Material shown:
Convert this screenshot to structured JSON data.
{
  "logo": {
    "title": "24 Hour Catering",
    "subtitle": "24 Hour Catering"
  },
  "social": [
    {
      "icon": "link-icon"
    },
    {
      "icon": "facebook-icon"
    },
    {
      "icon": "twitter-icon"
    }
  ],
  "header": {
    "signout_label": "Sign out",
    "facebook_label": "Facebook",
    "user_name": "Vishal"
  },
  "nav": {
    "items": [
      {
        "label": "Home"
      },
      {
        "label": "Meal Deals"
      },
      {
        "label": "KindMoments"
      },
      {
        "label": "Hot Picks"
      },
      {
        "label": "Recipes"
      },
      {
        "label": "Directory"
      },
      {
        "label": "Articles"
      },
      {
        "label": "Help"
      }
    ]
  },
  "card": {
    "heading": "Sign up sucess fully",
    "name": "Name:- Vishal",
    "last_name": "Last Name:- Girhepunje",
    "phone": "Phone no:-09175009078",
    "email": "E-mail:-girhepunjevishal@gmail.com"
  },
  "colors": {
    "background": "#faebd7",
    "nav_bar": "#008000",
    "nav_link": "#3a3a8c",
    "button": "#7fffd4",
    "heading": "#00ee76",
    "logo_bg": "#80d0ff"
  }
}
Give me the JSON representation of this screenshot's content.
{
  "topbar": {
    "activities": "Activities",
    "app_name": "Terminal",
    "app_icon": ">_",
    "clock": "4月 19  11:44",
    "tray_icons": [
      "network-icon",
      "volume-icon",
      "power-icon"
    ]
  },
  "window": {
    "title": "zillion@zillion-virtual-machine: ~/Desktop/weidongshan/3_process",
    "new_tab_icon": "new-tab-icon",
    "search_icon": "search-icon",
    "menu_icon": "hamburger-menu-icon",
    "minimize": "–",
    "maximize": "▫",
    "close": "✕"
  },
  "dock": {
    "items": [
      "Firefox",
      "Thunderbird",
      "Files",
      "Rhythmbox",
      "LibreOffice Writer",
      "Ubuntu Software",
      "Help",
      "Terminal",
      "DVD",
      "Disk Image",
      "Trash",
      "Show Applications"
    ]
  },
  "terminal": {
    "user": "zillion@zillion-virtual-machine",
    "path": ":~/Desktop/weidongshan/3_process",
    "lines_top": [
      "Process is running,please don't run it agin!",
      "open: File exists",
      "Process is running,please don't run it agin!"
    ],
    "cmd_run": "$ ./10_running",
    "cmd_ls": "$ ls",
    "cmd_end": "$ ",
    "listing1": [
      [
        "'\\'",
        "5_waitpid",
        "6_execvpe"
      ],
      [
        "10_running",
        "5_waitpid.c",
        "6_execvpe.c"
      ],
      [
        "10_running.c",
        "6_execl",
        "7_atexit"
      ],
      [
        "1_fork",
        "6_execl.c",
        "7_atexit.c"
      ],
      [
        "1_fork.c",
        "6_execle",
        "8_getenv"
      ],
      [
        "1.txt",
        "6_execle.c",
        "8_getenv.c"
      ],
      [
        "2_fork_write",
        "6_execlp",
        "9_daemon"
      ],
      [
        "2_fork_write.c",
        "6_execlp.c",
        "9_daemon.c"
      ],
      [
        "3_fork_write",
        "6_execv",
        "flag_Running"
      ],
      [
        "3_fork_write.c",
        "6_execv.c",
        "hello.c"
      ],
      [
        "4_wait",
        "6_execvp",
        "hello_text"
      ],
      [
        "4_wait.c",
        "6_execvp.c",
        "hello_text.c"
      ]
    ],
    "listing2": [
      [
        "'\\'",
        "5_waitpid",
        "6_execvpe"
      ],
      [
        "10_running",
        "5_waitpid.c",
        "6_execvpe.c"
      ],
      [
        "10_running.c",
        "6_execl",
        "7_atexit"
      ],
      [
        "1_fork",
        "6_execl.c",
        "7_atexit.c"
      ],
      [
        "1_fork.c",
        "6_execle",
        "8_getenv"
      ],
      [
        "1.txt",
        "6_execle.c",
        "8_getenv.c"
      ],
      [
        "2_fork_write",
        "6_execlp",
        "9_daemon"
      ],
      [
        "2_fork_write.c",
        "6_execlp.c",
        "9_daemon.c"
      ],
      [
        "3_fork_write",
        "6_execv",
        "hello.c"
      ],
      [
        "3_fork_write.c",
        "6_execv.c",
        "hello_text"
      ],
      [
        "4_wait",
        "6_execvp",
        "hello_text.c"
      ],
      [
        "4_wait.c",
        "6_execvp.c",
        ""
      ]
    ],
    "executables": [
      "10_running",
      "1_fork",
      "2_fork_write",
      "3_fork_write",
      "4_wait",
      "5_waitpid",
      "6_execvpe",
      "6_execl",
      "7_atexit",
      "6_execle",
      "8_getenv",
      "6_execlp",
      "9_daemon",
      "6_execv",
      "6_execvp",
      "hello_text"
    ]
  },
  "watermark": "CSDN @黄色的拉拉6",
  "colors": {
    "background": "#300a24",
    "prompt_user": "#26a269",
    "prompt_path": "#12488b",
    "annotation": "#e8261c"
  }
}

What to work on: Print the material above once more, exactly.

Solved problem:
Convert this screenshot to structured JSON data.
{
  "logo": {
    "title": "24 Hour Catering",
    "subtitle": "24 Hour Catering"
  },
  "social": [
    {
      "icon": "link-icon"
    },
    {
      "icon": "facebook-icon"
    },
    {
      "icon": "twitter-icon"
    }
  ],
  "header": {
    "signout_label": "Sign out",
    "facebook_label": "Facebook",
    "user_name": "Vishal"
  },
  "nav": {
    "items": [
      {
        "label": "Home"
      },
      {
        "label": "Meal Deals"
      },
      {
        "label": "KindMoments"
      },
      {
        "label": "Hot Picks"
      },
      {
        "label": "Recipes"
      },
      {
        "label": "Directory"
      },
      {
        "label": "Articles"
      },
      {
        "label": "Help"
      }
    ]
  },
  "card": {
    "heading": "Sign up sucess fully",
    "name": "Name:- Vishal",
    "last_name": "Last Name:- Girhepunje",
    "phone": "Phone no:-09175009078",
    "email": "E-mail:-girhepunjevishal@gmail.com"
  },
  "colors": {
    "background": "#faebd7",
    "nav_bar": "#008000",
    "nav_link": "#3a3a8c",
    "button": "#7fffd4",
    "heading": "#00ee76",
    "logo_bg": "#80d0ff"
  }
}
Give me the JSON representation of this screenshot's content.
{
  "topbar": {
    "activities": "Activities",
    "app_name": "Terminal",
    "app_icon": ">_",
    "clock": "4月 19  11:44",
    "tray_icons": [
      "network-icon",
      "volume-icon",
      "power-icon"
    ]
  },
  "window": {
    "title": "zillion@zillion-virtual-machine: ~/Desktop/weidongshan/3_process",
    "new_tab_icon": "new-tab-icon",
    "search_icon": "search-icon",
    "menu_icon": "hamburger-menu-icon",
    "minimize": "–",
    "maximize": "▫",
    "close": "✕"
  },
  "dock": {
    "items": [
      "Firefox",
      "Thunderbird",
      "Files",
      "Rhythmbox",
      "LibreOffice Writer",
      "Ubuntu Software",
      "Help",
      "Terminal",
      "DVD",
      "Disk Image",
      "Trash",
      "Show Applications"
    ]
  },
  "terminal": {
    "user": "zillion@zillion-virtual-machine",
    "path": ":~/Desktop/weidongshan/3_process",
    "lines_top": [
      "Process is running,please don't run it agin!",
      "open: File exists",
      "Process is running,please don't run it agin!"
    ],
    "cmd_run": "$ ./10_running",
    "cmd_ls": "$ ls",
    "cmd_end": "$ ",
    "listing1": [
      [
        "'\\'",
        "5_waitpid",
        "6_execvpe"
      ],
      [
        "10_running",
        "5_waitpid.c",
        "6_execvpe.c"
      ],
      [
        "10_running.c",
        "6_execl",
        "7_atexit"
      ],
      [
        "1_fork",
        "6_execl.c",
        "7_atexit.c"
      ],
      [
        "1_fork.c",
        "6_execle",
        "8_getenv"
      ],
      [
        "1.txt",
        "6_execle.c",
        "8_getenv.c"
      ],
      [
        "2_fork_write",
        "6_execlp",
        "9_daemon"
      ],
      [
        "2_fork_write.c",
        "6_execlp.c",
        "9_daemon.c"
      ],
      [
        "3_fork_write",
        "6_execv",
        "flag_Running"
      ],
      [
        "3_fork_write.c",
        "6_execv.c",
        "hello.c"
      ],
      [
        "4_wait",
        "6_execvp",
        "hello_text"
      ],
      [
        "4_wait.c",
        "6_execvp.c",
        "hello_text.c"
      ]
    ],
    "listing2": [
      [
        "'\\'",
        "5_waitpid",
        "6_execvpe"
      ],
      [
        "10_running",
        "5_waitpid.c",
        "6_execvpe.c"
      ],
      [
        "10_running.c",
        "6_execl",
        "7_atexit"
      ],
      [
        "1_fork",
        "6_execl.c",
        "7_atexit.c"
      ],
      [
        "1_fork.c",
        "6_execle",
        "8_getenv"
      ],
      [
        "1.txt",
        "6_execle.c",
        "8_getenv.c"
      ],
      [
        "2_fork_write",
        "6_execlp",
        "9_daemon"
      ],
      [
        "2_fork_write.c",
        "6_execlp.c",
        "9_daemon.c"
      ],
      [
        "3_fork_write",
        "6_execv",
        "hello.c"
      ],
      [
        "3_fork_write.c",
        "6_execv.c",
        "hello_text"
      ],
      [
        "4_wait",
        "6_execvp",
        "hello_text.c"
      ],
      [
        "4_wait.c",
        "6_execvp.c",
        ""
      ]
    ],
    "executables": [
      "10_running",
      "1_fork",
      "2_fork_write",
      "3_fork_write",
      "4_wait",
      "5_waitpid",
      "6_execvpe",
      "6_execl",
      "7_atexit",
      "6_execle",
      "8_getenv",
      "6_execlp",
      "9_daemon",
      "6_execv",
      "6_execvp",
      "hello_text"
    ]
  },
  "watermark": "CSDN @黄色的拉拉6",
  "colors": {
    "background": "#300a24",
    "prompt_user": "#26a269",
    "prompt_path": "#12488b",
    "annotation": "#e8261c"
  }
}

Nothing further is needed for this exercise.